* [SET TASK]
Check every line below for the word "brand" and copy the ones that have it.

-- DATA SHOWN start --

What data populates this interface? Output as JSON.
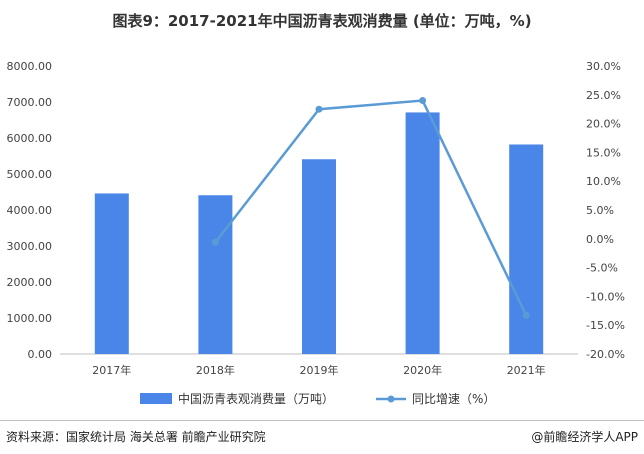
{
  "chart_data": {
    "type": "bar",
    "title": "图表9：2017-2021年中国沥青表观消费量 (单位：万吨，%)",
    "categories": [
      "2017年",
      "2018年",
      "2019年",
      "2020年",
      "2021年"
    ],
    "series": [
      {
        "name": "中国沥青表观消费量（万吨）",
        "type": "bar",
        "axis": "left",
        "values": [
          4460,
          4410,
          5410,
          6710,
          5820
        ]
      },
      {
        "name": "同比增速（%）",
        "type": "line",
        "axis": "right",
        "values": [
          null,
          -0.6,
          22.5,
          24.0,
          -13.3
        ]
      }
    ],
    "y_left": {
      "min": 0,
      "max": 8000,
      "step": 1000,
      "ticks": [
        "0.00",
        "1000.00",
        "2000.00",
        "3000.00",
        "4000.00",
        "5000.00",
        "6000.00",
        "7000.00",
        "8000.00"
      ]
    },
    "y_right": {
      "min": -20,
      "max": 30,
      "step": 5,
      "ticks": [
        "-20.0%",
        "-15.0%",
        "-10.0%",
        "-5.0%",
        "0.0%",
        "5.0%",
        "10.0%",
        "15.0%",
        "20.0%",
        "25.0%",
        "30.0%"
      ]
    },
    "grid": false,
    "legend_position": "bottom",
    "colors": {
      "bar": "#4a86e8",
      "line": "#5b9bd5"
    }
  },
  "footer": {
    "source": "资料来源：国家统计局 海关总署 前瞻产业研究院",
    "brand": "@前瞻经济学人APP"
  }
}
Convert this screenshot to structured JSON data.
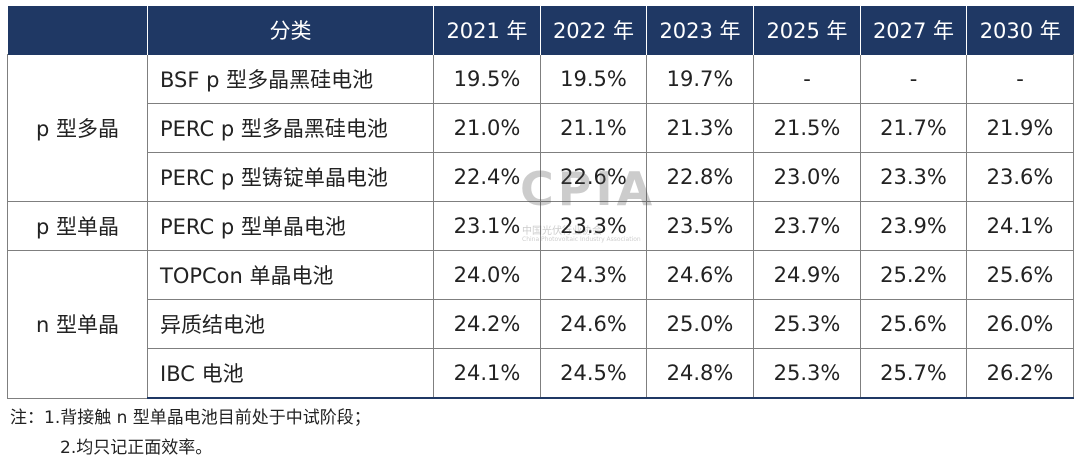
{
  "header": {
    "category": "分类",
    "years": [
      "2021 年",
      "2022 年",
      "2023 年",
      "2025 年",
      "2027 年",
      "2030 年"
    ]
  },
  "groups": [
    {
      "label": "p 型多晶",
      "rows": [
        {
          "name": "BSF p 型多晶黑硅电池",
          "values": [
            "19.5%",
            "19.5%",
            "19.7%",
            "-",
            "-",
            "-"
          ]
        },
        {
          "name": "PERC p 型多晶黑硅电池",
          "values": [
            "21.0%",
            "21.1%",
            "21.3%",
            "21.5%",
            "21.7%",
            "21.9%"
          ]
        },
        {
          "name": "PERC p 型铸锭单晶电池",
          "values": [
            "22.4%",
            "22.6%",
            "22.8%",
            "23.0%",
            "23.3%",
            "23.6%"
          ]
        }
      ]
    },
    {
      "label": "p 型单晶",
      "rows": [
        {
          "name": "PERC p 型单晶电池",
          "values": [
            "23.1%",
            "23.3%",
            "23.5%",
            "23.7%",
            "23.9%",
            "24.1%"
          ]
        }
      ]
    },
    {
      "label": "n 型单晶",
      "rows": [
        {
          "name": "TOPCon 单晶电池",
          "values": [
            "24.0%",
            "24.3%",
            "24.6%",
            "24.9%",
            "25.2%",
            "25.6%"
          ]
        },
        {
          "name": "异质结电池",
          "values": [
            "24.2%",
            "24.6%",
            "25.0%",
            "25.3%",
            "25.6%",
            "26.0%"
          ]
        },
        {
          "name": "IBC 电池",
          "values": [
            "24.1%",
            "24.5%",
            "24.8%",
            "25.3%",
            "25.7%",
            "26.2%"
          ]
        }
      ]
    }
  ],
  "watermark": {
    "logo": "CPIA",
    "line1": "中国光伏行业协会",
    "line2": "China Photovoltaic Industry Association"
  },
  "notes": {
    "line1": "注：1.背接触  n 型单晶电池目前处于中试阶段；",
    "line2": "2.均只记正面效率。"
  }
}
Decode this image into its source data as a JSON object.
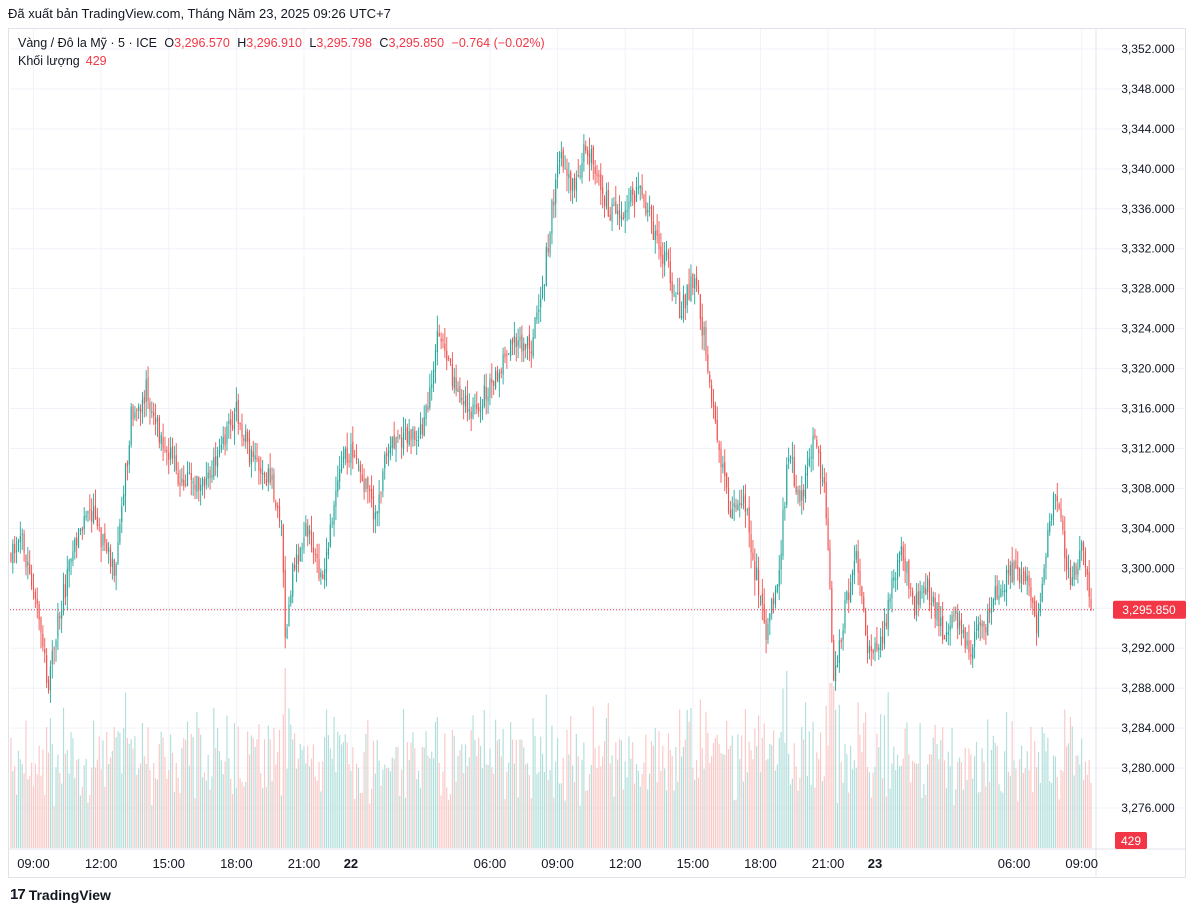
{
  "header": {
    "published_line": "Đã xuất bản TradingView.com, Tháng Năm 23, 2025 09:26 UTC+7"
  },
  "legend": {
    "symbol": "Vàng / Đô la Mỹ · 5 · ICE",
    "open_label": "O",
    "open": "3,296.570",
    "high_label": "H",
    "high": "3,296.910",
    "low_label": "L",
    "low": "3,295.798",
    "close_label": "C",
    "close": "3,295.850",
    "change": "−0.764 (−0.02%)",
    "volume_label": "Khối lượng",
    "volume_value": "429"
  },
  "colors": {
    "up": "#26a69a",
    "down": "#ef5350",
    "up_vol": "#b2dfdb",
    "down_vol": "#f9c9c7",
    "grid": "#f0f3fa",
    "price_line": "#f23645"
  },
  "chart_data": {
    "type": "candlestick",
    "symbol": "Vàng / Đô la Mỹ",
    "interval": "5",
    "ylim": [
      3272.0,
      3354.0
    ],
    "y_ticks": [
      "3,352.000",
      "3,348.000",
      "3,344.000",
      "3,340.000",
      "3,336.000",
      "3,332.000",
      "3,328.000",
      "3,324.000",
      "3,320.000",
      "3,316.000",
      "3,312.000",
      "3,308.000",
      "3,304.000",
      "3,300.000",
      "3,296.000",
      "3,292.000",
      "3,288.000",
      "3,284.000",
      "3,280.000",
      "3,276.000"
    ],
    "y_tick_values": [
      3352,
      3348,
      3344,
      3340,
      3336,
      3332,
      3328,
      3324,
      3320,
      3316,
      3312,
      3308,
      3304,
      3300,
      3296,
      3292,
      3288,
      3284,
      3280,
      3276
    ],
    "x_ticks": [
      "09:00",
      "12:00",
      "15:00",
      "18:00",
      "21:00",
      "22",
      "06:00",
      "09:00",
      "12:00",
      "15:00",
      "18:00",
      "21:00",
      "23",
      "06:00",
      "09:00"
    ],
    "x_tick_bold": [
      false,
      false,
      false,
      false,
      false,
      true,
      false,
      false,
      false,
      false,
      false,
      false,
      true,
      false,
      false
    ],
    "x_tick_index": [
      12,
      48,
      84,
      120,
      156,
      181,
      255,
      291,
      327,
      363,
      399,
      435,
      460,
      534,
      570
    ],
    "candle_count": 576,
    "last_price": "3,295.850",
    "last_price_value": 3295.85,
    "last_volume": "429",
    "close_path": [
      {
        "i": 0,
        "p": 3301.0
      },
      {
        "i": 6,
        "p": 3303.0
      },
      {
        "i": 14,
        "p": 3296.0
      },
      {
        "i": 20,
        "p": 3288.0
      },
      {
        "i": 26,
        "p": 3296.0
      },
      {
        "i": 34,
        "p": 3302.0
      },
      {
        "i": 42,
        "p": 3306.0
      },
      {
        "i": 50,
        "p": 3302.0
      },
      {
        "i": 56,
        "p": 3300.0
      },
      {
        "i": 64,
        "p": 3315.0
      },
      {
        "i": 72,
        "p": 3318.0
      },
      {
        "i": 80,
        "p": 3313.0
      },
      {
        "i": 90,
        "p": 3309.0
      },
      {
        "i": 100,
        "p": 3308.0
      },
      {
        "i": 112,
        "p": 3312.0
      },
      {
        "i": 120,
        "p": 3316.0
      },
      {
        "i": 128,
        "p": 3311.0
      },
      {
        "i": 138,
        "p": 3309.0
      },
      {
        "i": 144,
        "p": 3305.0
      },
      {
        "i": 146,
        "p": 3293.0
      },
      {
        "i": 150,
        "p": 3300.0
      },
      {
        "i": 158,
        "p": 3304.0
      },
      {
        "i": 166,
        "p": 3298.0
      },
      {
        "i": 172,
        "p": 3306.0
      },
      {
        "i": 178,
        "p": 3312.0
      },
      {
        "i": 186,
        "p": 3310.0
      },
      {
        "i": 194,
        "p": 3305.0
      },
      {
        "i": 200,
        "p": 3312.0
      },
      {
        "i": 212,
        "p": 3313.0
      },
      {
        "i": 220,
        "p": 3314.0
      },
      {
        "i": 228,
        "p": 3324.0
      },
      {
        "i": 236,
        "p": 3318.0
      },
      {
        "i": 246,
        "p": 3316.0
      },
      {
        "i": 256,
        "p": 3318.0
      },
      {
        "i": 266,
        "p": 3323.0
      },
      {
        "i": 276,
        "p": 3322.0
      },
      {
        "i": 282,
        "p": 3326.0
      },
      {
        "i": 288,
        "p": 3336.0
      },
      {
        "i": 292,
        "p": 3342.0
      },
      {
        "i": 298,
        "p": 3338.0
      },
      {
        "i": 306,
        "p": 3342.0
      },
      {
        "i": 312,
        "p": 3340.0
      },
      {
        "i": 318,
        "p": 3336.0
      },
      {
        "i": 322,
        "p": 3335.0
      },
      {
        "i": 330,
        "p": 3337.0
      },
      {
        "i": 336,
        "p": 3338.0
      },
      {
        "i": 342,
        "p": 3334.0
      },
      {
        "i": 350,
        "p": 3330.0
      },
      {
        "i": 356,
        "p": 3326.0
      },
      {
        "i": 364,
        "p": 3329.0
      },
      {
        "i": 370,
        "p": 3322.0
      },
      {
        "i": 376,
        "p": 3312.0
      },
      {
        "i": 384,
        "p": 3305.0
      },
      {
        "i": 390,
        "p": 3308.0
      },
      {
        "i": 396,
        "p": 3300.0
      },
      {
        "i": 402,
        "p": 3294.0
      },
      {
        "i": 408,
        "p": 3298.0
      },
      {
        "i": 414,
        "p": 3312.0
      },
      {
        "i": 420,
        "p": 3306.0
      },
      {
        "i": 428,
        "p": 3314.0
      },
      {
        "i": 434,
        "p": 3306.0
      },
      {
        "i": 438,
        "p": 3289.0
      },
      {
        "i": 444,
        "p": 3296.0
      },
      {
        "i": 450,
        "p": 3302.0
      },
      {
        "i": 456,
        "p": 3292.0
      },
      {
        "i": 462,
        "p": 3292.0
      },
      {
        "i": 468,
        "p": 3297.0
      },
      {
        "i": 474,
        "p": 3303.0
      },
      {
        "i": 480,
        "p": 3296.0
      },
      {
        "i": 488,
        "p": 3298.0
      },
      {
        "i": 496,
        "p": 3294.0
      },
      {
        "i": 504,
        "p": 3295.0
      },
      {
        "i": 510,
        "p": 3292.0
      },
      {
        "i": 518,
        "p": 3294.0
      },
      {
        "i": 526,
        "p": 3298.0
      },
      {
        "i": 534,
        "p": 3300.0
      },
      {
        "i": 542,
        "p": 3298.0
      },
      {
        "i": 546,
        "p": 3294.0
      },
      {
        "i": 552,
        "p": 3304.0
      },
      {
        "i": 556,
        "p": 3307.0
      },
      {
        "i": 560,
        "p": 3303.0
      },
      {
        "i": 564,
        "p": 3299.0
      },
      {
        "i": 570,
        "p": 3302.0
      },
      {
        "i": 575,
        "p": 3295.85
      }
    ]
  },
  "footer": {
    "brand": "TradingView",
    "logo_mark": "17"
  }
}
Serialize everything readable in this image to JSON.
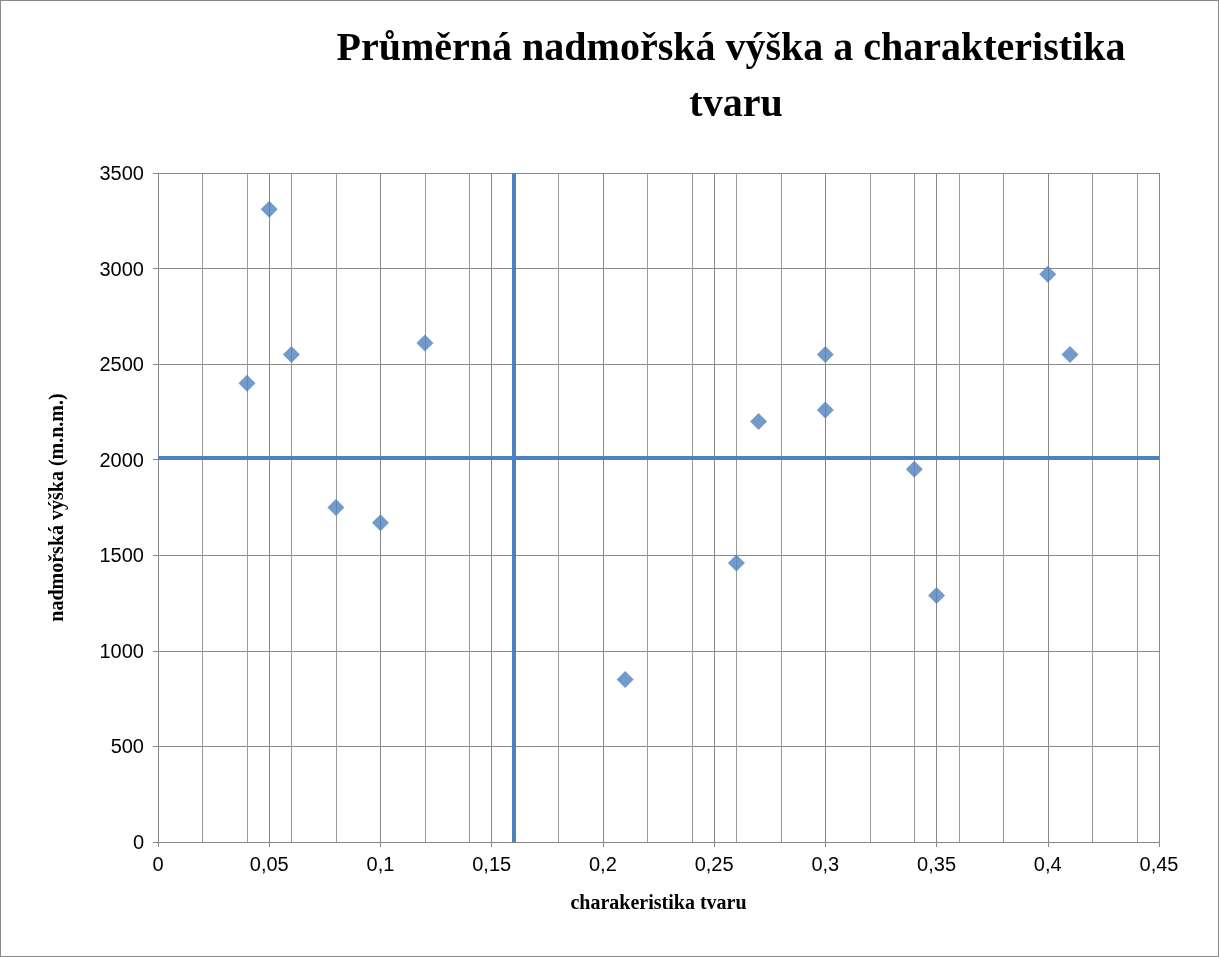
{
  "chart_data": {
    "type": "scatter",
    "title": "Průměrná nadmořská výška a charakteristika tvaru",
    "xlabel": "charakeristika tvaru",
    "ylabel": "nadmořská výška (m.n.m.)",
    "x": [
      0.04,
      0.05,
      0.06,
      0.08,
      0.1,
      0.12,
      0.21,
      0.26,
      0.27,
      0.3,
      0.3,
      0.34,
      0.35,
      0.4,
      0.41
    ],
    "values": [
      2400,
      3310,
      2550,
      1750,
      1670,
      2610,
      850,
      1460,
      2200,
      2550,
      2260,
      1950,
      1290,
      2970,
      2550
    ],
    "color": "#4f81bd",
    "marker": "diamond",
    "xlim": [
      0,
      0.45
    ],
    "xticks": [
      0,
      {
        "value": 0.05,
        "label": "0,05"
      },
      {
        "value": 0.1,
        "label": "0,1"
      },
      {
        "value": 0.15,
        "label": "0,15"
      },
      {
        "value": 0.2,
        "label": "0,2"
      },
      {
        "value": 0.25,
        "label": "0,25"
      },
      {
        "value": 0.3,
        "label": "0,3"
      },
      {
        "value": 0.35,
        "label": "0,35"
      },
      {
        "value": 0.4,
        "label": "0,4"
      },
      {
        "value": 0.45,
        "label": "0,45"
      }
    ],
    "ylim": [
      0,
      3500
    ],
    "yticks": [
      0,
      500,
      1000,
      1500,
      2000,
      2500,
      3000,
      3500
    ],
    "ref_lines": [
      {
        "axis": "x",
        "value": 0.16,
        "color": "#4f81bd"
      },
      {
        "axis": "y",
        "value": 2010,
        "color": "#4f81bd"
      }
    ],
    "grid": true
  }
}
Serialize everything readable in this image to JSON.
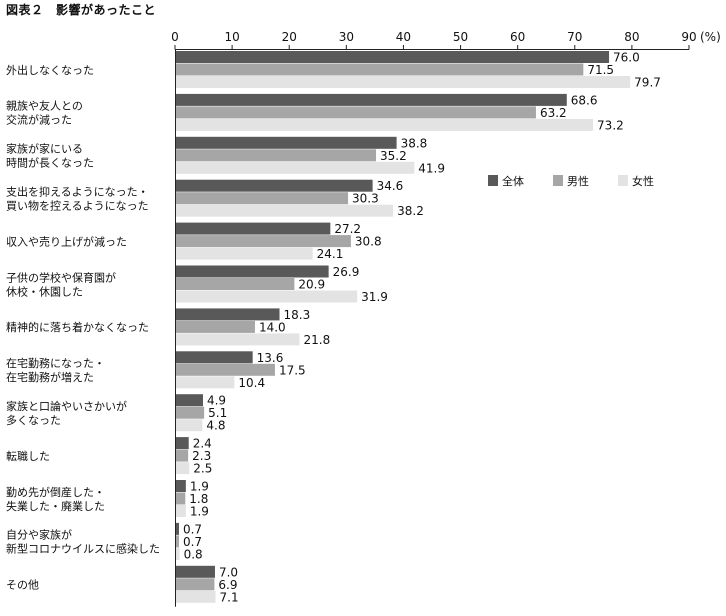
{
  "title": "図表２　影響があったこと",
  "chart_data": {
    "type": "bar",
    "orientation": "horizontal",
    "xlim": [
      0,
      90
    ],
    "ticks": [
      0,
      10,
      20,
      30,
      40,
      50,
      60,
      70,
      80,
      90
    ],
    "unit_label": "(%)",
    "grid": false,
    "legend_position": "right",
    "categories": [
      [
        "外出しなくなった"
      ],
      [
        "親族や友人との",
        "交流が減った"
      ],
      [
        "家族が家にいる",
        "時間が長くなった"
      ],
      [
        "支出を抑えるようになった・",
        "買い物を控えるようになった"
      ],
      [
        "収入や売り上げが減った"
      ],
      [
        "子供の学校や保育園が",
        "休校・休園した"
      ],
      [
        "精神的に落ち着かなくなった"
      ],
      [
        "在宅勤務になった・",
        "在宅勤務が増えた"
      ],
      [
        "家族と口論やいさかいが",
        "多くなった"
      ],
      [
        "転職した"
      ],
      [
        "勤め先が倒産した・",
        "失業した・廃業した"
      ],
      [
        "自分や家族が",
        "新型コロナウイルスに感染した"
      ],
      [
        "その他"
      ]
    ],
    "series": [
      {
        "name": "全体",
        "color": "#595959",
        "values": [
          76.0,
          68.6,
          38.8,
          34.6,
          27.2,
          26.9,
          18.3,
          13.6,
          4.9,
          2.4,
          1.9,
          0.7,
          7.0
        ]
      },
      {
        "name": "男性",
        "color": "#a6a6a6",
        "values": [
          71.5,
          63.2,
          35.2,
          30.3,
          30.8,
          20.9,
          14.0,
          17.5,
          5.1,
          2.3,
          1.8,
          0.7,
          6.9
        ]
      },
      {
        "name": "女性",
        "color": "#e3e3e3",
        "values": [
          79.7,
          73.2,
          41.9,
          38.2,
          24.1,
          31.9,
          21.8,
          10.4,
          4.8,
          2.5,
          1.9,
          0.8,
          7.1
        ]
      }
    ]
  }
}
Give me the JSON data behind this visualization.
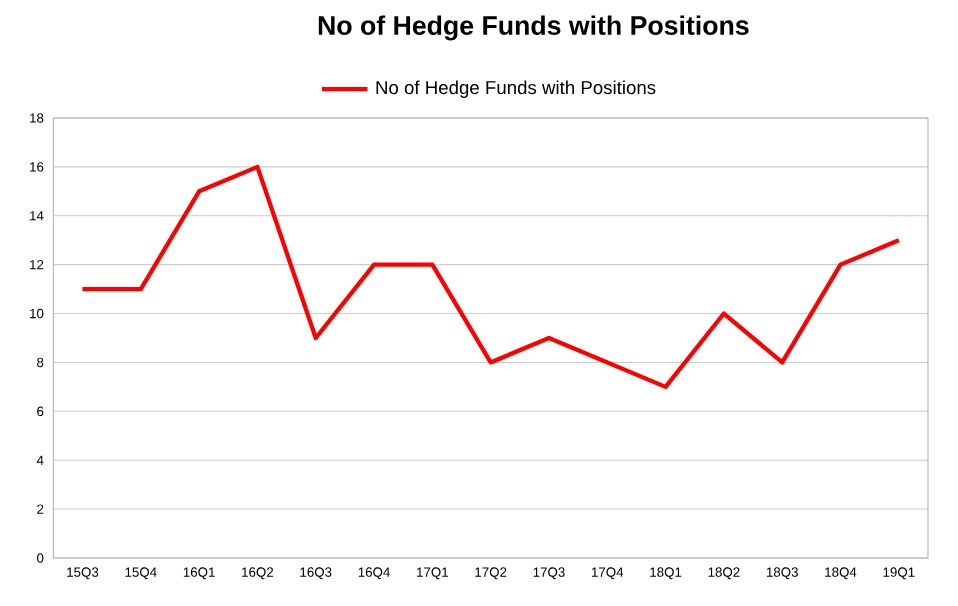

-- DATA SHOWN end --

* [RESPONSE TO THIS EXERCISE]
    "brand": "@前瞻经济学人APP"
    "brand": "TradingView",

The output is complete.